Work required. Without the pictures, write out all the lines below exactly as they appear.

-- Start Stored records --

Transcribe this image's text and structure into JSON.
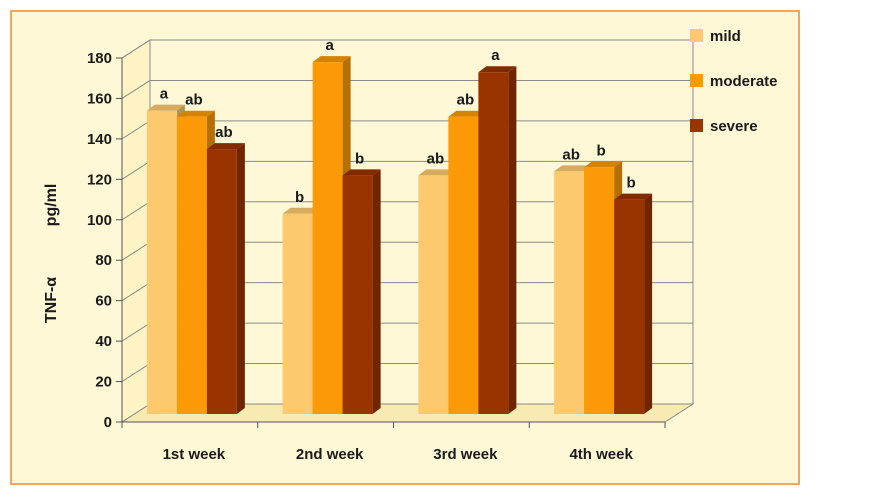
{
  "chart_data": {
    "type": "bar",
    "categories": [
      "1st week",
      "2nd week",
      "3rd week",
      "4th week"
    ],
    "series": [
      {
        "name": "mild",
        "values": [
          150,
          99,
          118,
          120
        ],
        "labels": [
          "a",
          "b",
          "ab",
          "ab"
        ],
        "color": "#fcc96e"
      },
      {
        "name": "moderate",
        "values": [
          147,
          174,
          147,
          122
        ],
        "labels": [
          "ab",
          "a",
          "ab",
          "b"
        ],
        "color": "#fb9a06"
      },
      {
        "name": "severe",
        "values": [
          131,
          118,
          169,
          106
        ],
        "labels": [
          "ab",
          "b",
          "a",
          "b"
        ],
        "color": "#993300"
      }
    ],
    "ylabel_main": "TNF-α",
    "ylabel_unit": "pg/ml",
    "ylim": [
      0,
      180
    ],
    "yticks": [
      "0",
      "20",
      "40",
      "60",
      "80",
      "100",
      "120",
      "140",
      "160",
      "180"
    ],
    "grid": true,
    "legend_position": "right"
  }
}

-- End Stored records --

Problem solution.
Transcribe this image's text and structure into JSON.
{
  "chart_data": {
    "type": "bar",
    "categories": [
      "1st week",
      "2nd week",
      "3rd week",
      "4th week"
    ],
    "series": [
      {
        "name": "mild",
        "values": [
          150,
          99,
          118,
          120
        ],
        "labels": [
          "a",
          "b",
          "ab",
          "ab"
        ],
        "color": "#fcc96e"
      },
      {
        "name": "moderate",
        "values": [
          147,
          174,
          147,
          122
        ],
        "labels": [
          "ab",
          "a",
          "ab",
          "b"
        ],
        "color": "#fb9a06"
      },
      {
        "name": "severe",
        "values": [
          131,
          118,
          169,
          106
        ],
        "labels": [
          "ab",
          "b",
          "a",
          "b"
        ],
        "color": "#993300"
      }
    ],
    "ylabel_main": "TNF-α",
    "ylabel_unit": "pg/ml",
    "ylim": [
      0,
      180
    ],
    "yticks": [
      "0",
      "20",
      "40",
      "60",
      "80",
      "100",
      "120",
      "140",
      "160",
      "180"
    ],
    "grid": true,
    "legend_position": "right"
  }
}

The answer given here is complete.